Extracted material:
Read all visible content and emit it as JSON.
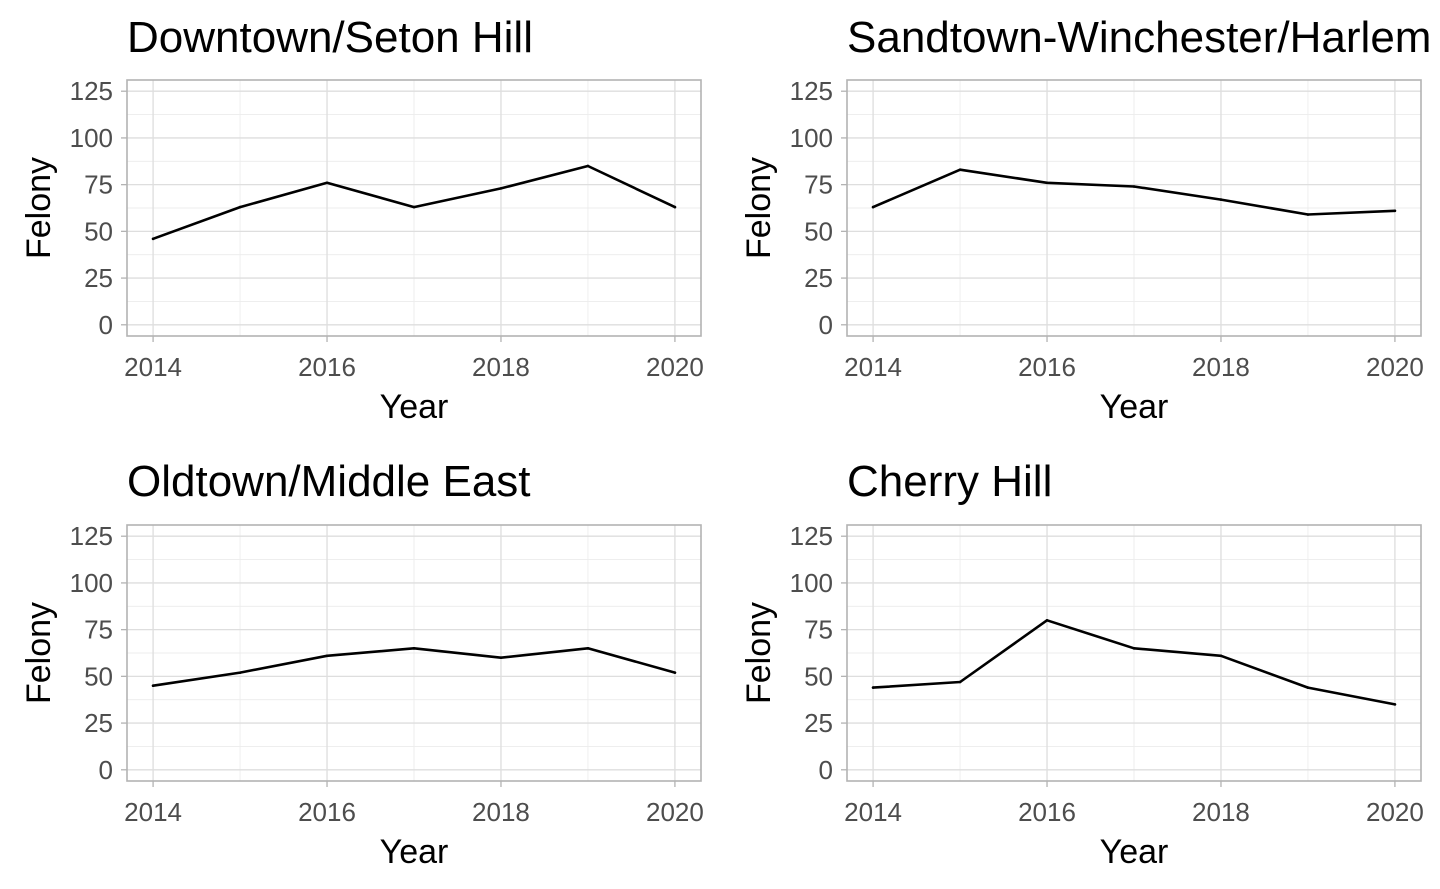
{
  "chart_data": [
    {
      "type": "line",
      "title": "Downtown/Seton Hill",
      "xlabel": "Year",
      "ylabel": "Felony",
      "x": [
        2014,
        2015,
        2016,
        2017,
        2018,
        2019,
        2020
      ],
      "values": [
        46,
        63,
        76,
        63,
        73,
        85,
        63
      ],
      "xticks": [
        "2014",
        "2016",
        "2018",
        "2020"
      ],
      "yticks": [
        "0",
        "25",
        "50",
        "75",
        "100",
        "125"
      ],
      "xlim": [
        2013.7,
        2020.3
      ],
      "ylim": [
        -6,
        131
      ],
      "grid": true
    },
    {
      "type": "line",
      "title": "Sandtown-Winchester/Harlem",
      "xlabel": "Year",
      "ylabel": "Felony",
      "x": [
        2014,
        2015,
        2016,
        2017,
        2018,
        2019,
        2020
      ],
      "values": [
        63,
        83,
        76,
        74,
        67,
        59,
        61
      ],
      "xticks": [
        "2014",
        "2016",
        "2018",
        "2020"
      ],
      "yticks": [
        "0",
        "25",
        "50",
        "75",
        "100",
        "125"
      ],
      "xlim": [
        2013.7,
        2020.3
      ],
      "ylim": [
        -6,
        131
      ],
      "grid": true
    },
    {
      "type": "line",
      "title": "Oldtown/Middle East",
      "xlabel": "Year",
      "ylabel": "Felony",
      "x": [
        2014,
        2015,
        2016,
        2017,
        2018,
        2019,
        2020
      ],
      "values": [
        45,
        52,
        61,
        65,
        60,
        65,
        52
      ],
      "xticks": [
        "2014",
        "2016",
        "2018",
        "2020"
      ],
      "yticks": [
        "0",
        "25",
        "50",
        "75",
        "100",
        "125"
      ],
      "xlim": [
        2013.7,
        2020.3
      ],
      "ylim": [
        -6,
        131
      ],
      "grid": true
    },
    {
      "type": "line",
      "title": "Cherry Hill",
      "xlabel": "Year",
      "ylabel": "Felony",
      "x": [
        2014,
        2015,
        2016,
        2017,
        2018,
        2019,
        2020
      ],
      "values": [
        44,
        47,
        80,
        65,
        61,
        44,
        35
      ],
      "xticks": [
        "2014",
        "2016",
        "2018",
        "2020"
      ],
      "yticks": [
        "0",
        "25",
        "50",
        "75",
        "100",
        "125"
      ],
      "xlim": [
        2013.7,
        2020.3
      ],
      "ylim": [
        -6,
        131
      ],
      "grid": true
    }
  ],
  "colors": {
    "line": "#000000",
    "grid_major": "#dedede",
    "grid_minor": "#ececec",
    "border": "#b3b3b3",
    "tick_text": "#4d4d4d"
  }
}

Problem statement:
Return the listing above word for word, with the pictures removed.

Task answer:
Read all visible content and emit it as JSON.
{
  "chart_data": [
    {
      "type": "line",
      "title": "Downtown/Seton Hill",
      "xlabel": "Year",
      "ylabel": "Felony",
      "x": [
        2014,
        2015,
        2016,
        2017,
        2018,
        2019,
        2020
      ],
      "values": [
        46,
        63,
        76,
        63,
        73,
        85,
        63
      ],
      "xticks": [
        "2014",
        "2016",
        "2018",
        "2020"
      ],
      "yticks": [
        "0",
        "25",
        "50",
        "75",
        "100",
        "125"
      ],
      "xlim": [
        2013.7,
        2020.3
      ],
      "ylim": [
        -6,
        131
      ],
      "grid": true
    },
    {
      "type": "line",
      "title": "Sandtown-Winchester/Harlem",
      "xlabel": "Year",
      "ylabel": "Felony",
      "x": [
        2014,
        2015,
        2016,
        2017,
        2018,
        2019,
        2020
      ],
      "values": [
        63,
        83,
        76,
        74,
        67,
        59,
        61
      ],
      "xticks": [
        "2014",
        "2016",
        "2018",
        "2020"
      ],
      "yticks": [
        "0",
        "25",
        "50",
        "75",
        "100",
        "125"
      ],
      "xlim": [
        2013.7,
        2020.3
      ],
      "ylim": [
        -6,
        131
      ],
      "grid": true
    },
    {
      "type": "line",
      "title": "Oldtown/Middle East",
      "xlabel": "Year",
      "ylabel": "Felony",
      "x": [
        2014,
        2015,
        2016,
        2017,
        2018,
        2019,
        2020
      ],
      "values": [
        45,
        52,
        61,
        65,
        60,
        65,
        52
      ],
      "xticks": [
        "2014",
        "2016",
        "2018",
        "2020"
      ],
      "yticks": [
        "0",
        "25",
        "50",
        "75",
        "100",
        "125"
      ],
      "xlim": [
        2013.7,
        2020.3
      ],
      "ylim": [
        -6,
        131
      ],
      "grid": true
    },
    {
      "type": "line",
      "title": "Cherry Hill",
      "xlabel": "Year",
      "ylabel": "Felony",
      "x": [
        2014,
        2015,
        2016,
        2017,
        2018,
        2019,
        2020
      ],
      "values": [
        44,
        47,
        80,
        65,
        61,
        44,
        35
      ],
      "xticks": [
        "2014",
        "2016",
        "2018",
        "2020"
      ],
      "yticks": [
        "0",
        "25",
        "50",
        "75",
        "100",
        "125"
      ],
      "xlim": [
        2013.7,
        2020.3
      ],
      "ylim": [
        -6,
        131
      ],
      "grid": true
    }
  ],
  "colors": {
    "line": "#000000",
    "grid_major": "#dedede",
    "grid_minor": "#ececec",
    "border": "#b3b3b3",
    "tick_text": "#4d4d4d"
  }
}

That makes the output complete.